▶ [Stated exercise]:
Your copy of the material must match it exactly, except that pictures are dropped.

▶ [Input rows]:
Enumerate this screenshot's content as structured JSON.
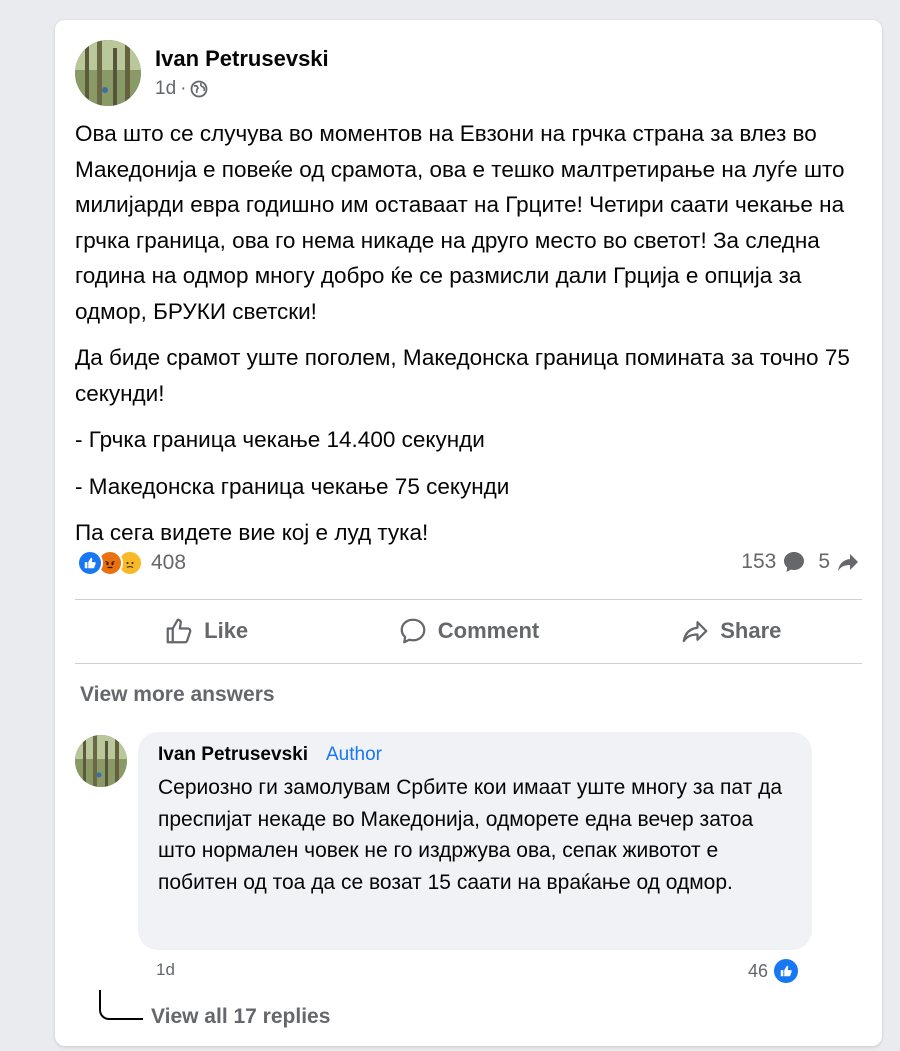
{
  "post": {
    "author": "Ivan Petrusevski",
    "time": "1d",
    "separator": "·",
    "paragraphs": [
      "Ова што се случува во моментов на Евзони на грчка страна за влез во Македонија е повеќе од срамота, ова е тешко малтретирање на луѓе што милијарди евра годишно им оставаат на Грците! Четири саати чекање на грчка граница, ова го нема никаде на друго место во светот! За следна година на одмор многу добро ќе се размисли дали Грција е опција за одмор, БРУКИ светски!",
      "Да биде срамот уште поголем, Македонска граница помината за точно 75 секунди!",
      "- Грчка граница чекање 14.400 секунди",
      "- Македонска граница чекање 75 секунди",
      "Па сега видете вие кој е луд тука!"
    ],
    "reaction_count": "408",
    "comment_count": "153",
    "share_count": "5"
  },
  "actions": {
    "like": "Like",
    "comment": "Comment",
    "share": "Share"
  },
  "comments": {
    "view_more": "View more answers",
    "author": "Ivan Petrusevski",
    "badge": "Author",
    "text": "Сериозно ги замолувам Србите кои имаат уште многу за пат да преспијат некаде во Македонија, одморете една вечер затоа што нормален човек не го издржува ова, сепак животот е побитен од тоа да се возат 15 саати на враќање од одмор.",
    "time": "1d",
    "likes": "46",
    "view_replies": "View all 17 replies"
  },
  "icons": {
    "privacy": "globe-icon",
    "reactions": [
      "like-reaction-icon",
      "angry-reaction-icon",
      "sad-reaction-icon"
    ],
    "comment_stat": "comment-bubble-icon",
    "share_stat": "share-arrow-icon"
  },
  "colors": {
    "accent": "#1877f2",
    "secondary_text": "#65676b",
    "bubble_bg": "#f0f2f5"
  }
}
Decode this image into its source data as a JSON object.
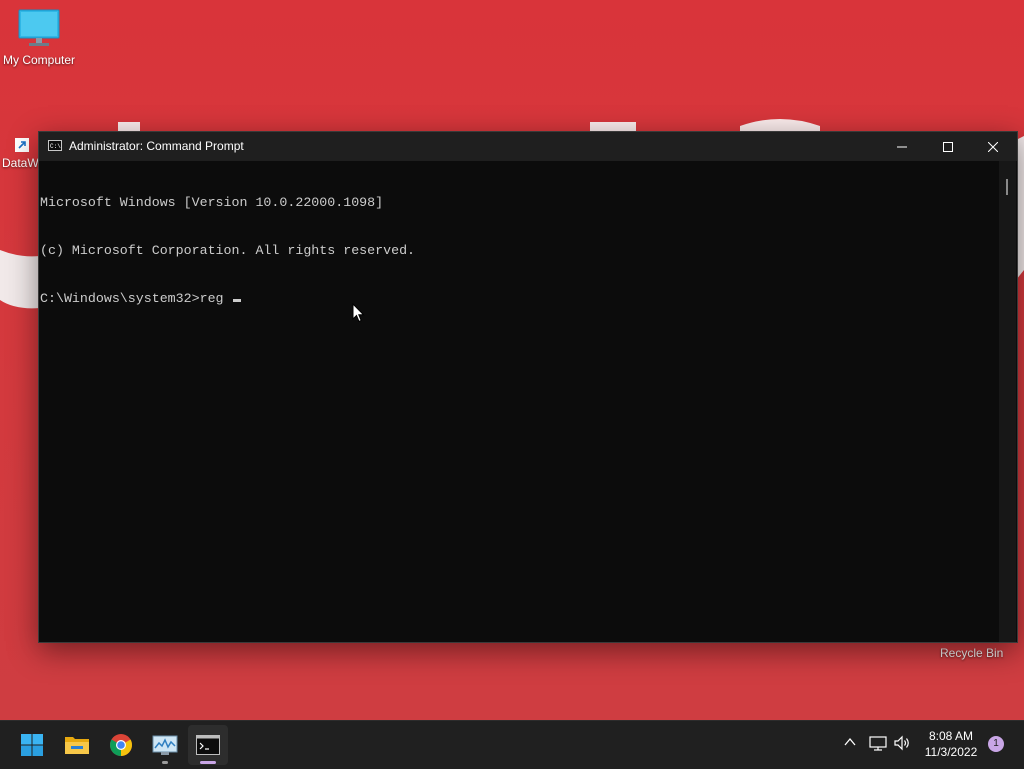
{
  "desktop": {
    "icons": [
      {
        "label": "My Computer",
        "icon": "monitor-icon"
      },
      {
        "label": "DataW",
        "icon": "shortcut-arrow-icon"
      },
      {
        "label": "Recycle Bin",
        "icon": "recycle-bin-icon"
      }
    ],
    "wallpaper_color": "#d2383d"
  },
  "window": {
    "title": "Administrator: Command Prompt",
    "icon": "cmd-icon",
    "controls": [
      "minimize-icon",
      "maximize-icon",
      "close-icon"
    ],
    "console_lines": [
      "Microsoft Windows [Version 10.0.22000.1098]",
      "(c) Microsoft Corporation. All rights reserved.",
      "C:\\Windows\\system32>reg "
    ],
    "colors": {
      "background": "#0c0c0c",
      "text": "#cccccc",
      "titlebar": "#1f1f1f"
    }
  },
  "taskbar": {
    "apps": [
      {
        "name": "start",
        "icon": "windows-start-icon"
      },
      {
        "name": "file-explorer",
        "icon": "folder-icon"
      },
      {
        "name": "chrome",
        "icon": "chrome-icon"
      },
      {
        "name": "performance-monitor",
        "icon": "monitor-chart-icon"
      },
      {
        "name": "command-prompt",
        "icon": "cmd-icon",
        "active": true
      }
    ],
    "tray": {
      "icons": [
        "chevron-up-icon",
        "network-icon",
        "volume-icon"
      ],
      "time": "8:08 AM",
      "date": "11/3/2022",
      "notification_count": "1"
    }
  }
}
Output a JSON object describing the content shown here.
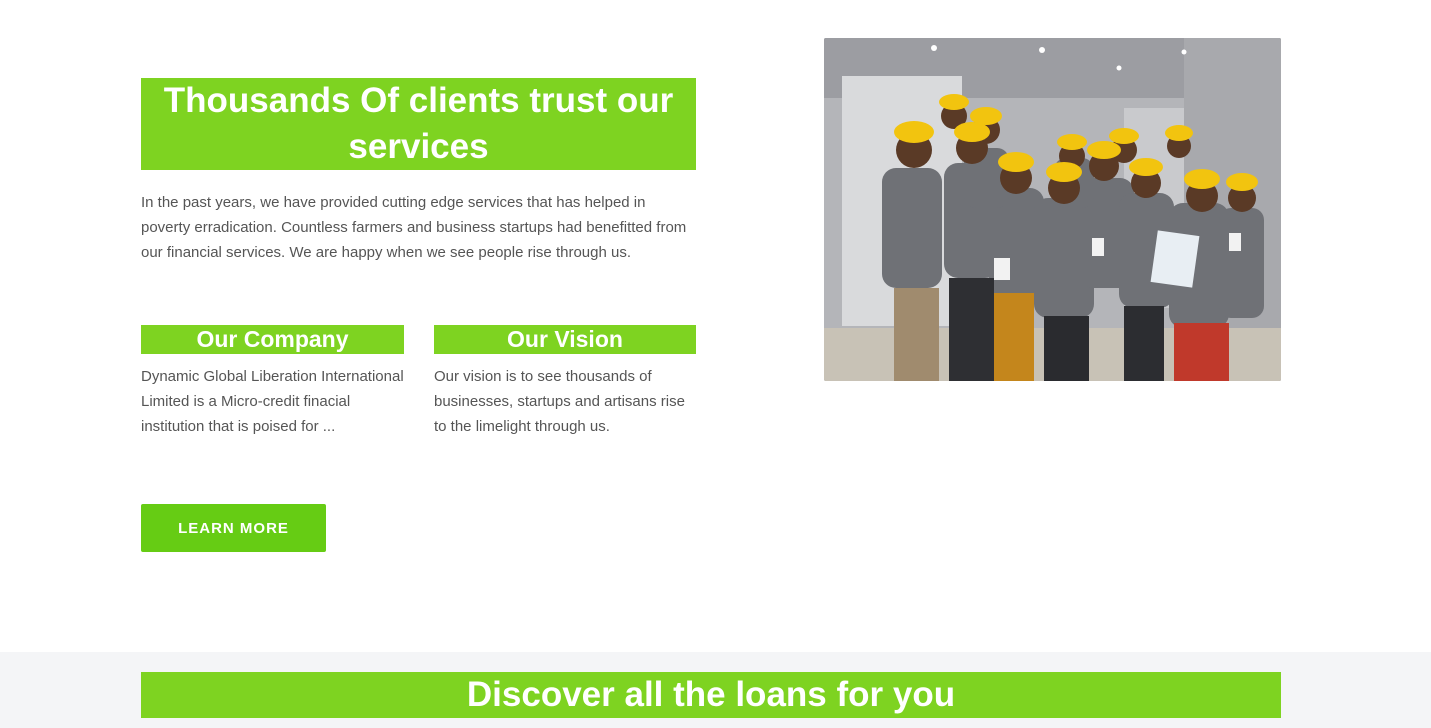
{
  "about": {
    "title": "Thousands Of clients trust our services",
    "intro": "In the past years, we have provided cutting edge services that has helped in poverty erradication. Countless farmers and business startups had benefitted from our financial services. We are happy when we see people rise through us.",
    "company": {
      "heading": "Our Company",
      "text": "Dynamic Global Liberation International Limited is a Micro-credit finacial institution that is poised for ..."
    },
    "vision": {
      "heading": "Our Vision",
      "text": "Our vision is to see thousands of businesses, startups and artisans rise to the limelight through us."
    },
    "cta_label": "LEARN MORE"
  },
  "loans": {
    "title": "Discover all the loans for you"
  },
  "colors": {
    "accent": "#7ed321",
    "button": "#66cc14",
    "text": "#555555",
    "band": "#f4f5f7"
  }
}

▶ [The answer]:
Enumerate this screenshot's content as structured JSON.
{
  "post": {
    "author": "Ivan Petrusevski",
    "time": "1d",
    "separator": "·",
    "paragraphs": [
      "Ова што се случува во моментов на Евзони на грчка страна за влез во Македонија е повеќе од срамота, ова е тешко малтретирање на луѓе што милијарди евра годишно им оставаат на Грците! Четири саати чекање на грчка граница, ова го нема никаде на друго место во светот! За следна година на одмор многу добро ќе се размисли дали Грција е опција за одмор, БРУКИ светски!",
      "Да биде срамот уште поголем, Македонска граница помината за точно 75 секунди!",
      "- Грчка граница чекање 14.400 секунди",
      "- Македонска граница чекање 75 секунди",
      "Па сега видете вие кој е луд тука!"
    ],
    "reaction_count": "408",
    "comment_count": "153",
    "share_count": "5"
  },
  "actions": {
    "like": "Like",
    "comment": "Comment",
    "share": "Share"
  },
  "comments": {
    "view_more": "View more answers",
    "author": "Ivan Petrusevski",
    "badge": "Author",
    "text": "Сериозно ги замолувам Србите кои имаат уште многу за пат да преспијат некаде во Македонија, одморете една вечер затоа што нормален човек не го издржува ова, сепак животот е побитен од тоа да се возат 15 саати на враќање од одмор.",
    "time": "1d",
    "likes": "46",
    "view_replies": "View all 17 replies"
  },
  "icons": {
    "privacy": "globe-icon",
    "reactions": [
      "like-reaction-icon",
      "angry-reaction-icon",
      "sad-reaction-icon"
    ],
    "comment_stat": "comment-bubble-icon",
    "share_stat": "share-arrow-icon"
  },
  "colors": {
    "accent": "#1877f2",
    "secondary_text": "#65676b",
    "bubble_bg": "#f0f2f5"
  }
}
Decode this image into its source data as a JSON object.
{
  "desktop": {
    "icons": [
      {
        "label": "My Computer",
        "icon": "monitor-icon"
      },
      {
        "label": "DataW",
        "icon": "shortcut-arrow-icon"
      },
      {
        "label": "Recycle Bin",
        "icon": "recycle-bin-icon"
      }
    ],
    "wallpaper_color": "#d2383d"
  },
  "window": {
    "title": "Administrator: Command Prompt",
    "icon": "cmd-icon",
    "controls": [
      "minimize-icon",
      "maximize-icon",
      "close-icon"
    ],
    "console_lines": [
      "Microsoft Windows [Version 10.0.22000.1098]",
      "(c) Microsoft Corporation. All rights reserved.",
      "C:\\Windows\\system32>reg "
    ],
    "colors": {
      "background": "#0c0c0c",
      "text": "#cccccc",
      "titlebar": "#1f1f1f"
    }
  },
  "taskbar": {
    "apps": [
      {
        "name": "start",
        "icon": "windows-start-icon"
      },
      {
        "name": "file-explorer",
        "icon": "folder-icon"
      },
      {
        "name": "chrome",
        "icon": "chrome-icon"
      },
      {
        "name": "performance-monitor",
        "icon": "monitor-chart-icon"
      },
      {
        "name": "command-prompt",
        "icon": "cmd-icon",
        "active": true
      }
    ],
    "tray": {
      "icons": [
        "chevron-up-icon",
        "network-icon",
        "volume-icon"
      ],
      "time": "8:08 AM",
      "date": "11/3/2022",
      "notification_count": "1"
    }
  }
}
Output a JSON object describing the content shown here.
{
  "about": {
    "title": "Thousands Of clients trust our services",
    "intro": "In the past years, we have provided cutting edge services that has helped in poverty erradication. Countless farmers and business startups had benefitted from our financial services. We are happy when we see people rise through us.",
    "company": {
      "heading": "Our Company",
      "text": "Dynamic Global Liberation International Limited is a Micro-credit finacial institution that is poised for ..."
    },
    "vision": {
      "heading": "Our Vision",
      "text": "Our vision is to see thousands of businesses, startups and artisans rise to the limelight through us."
    },
    "cta_label": "LEARN MORE"
  },
  "loans": {
    "title": "Discover all the loans for you"
  },
  "colors": {
    "accent": "#7ed321",
    "button": "#66cc14",
    "text": "#555555",
    "band": "#f4f5f7"
  }
}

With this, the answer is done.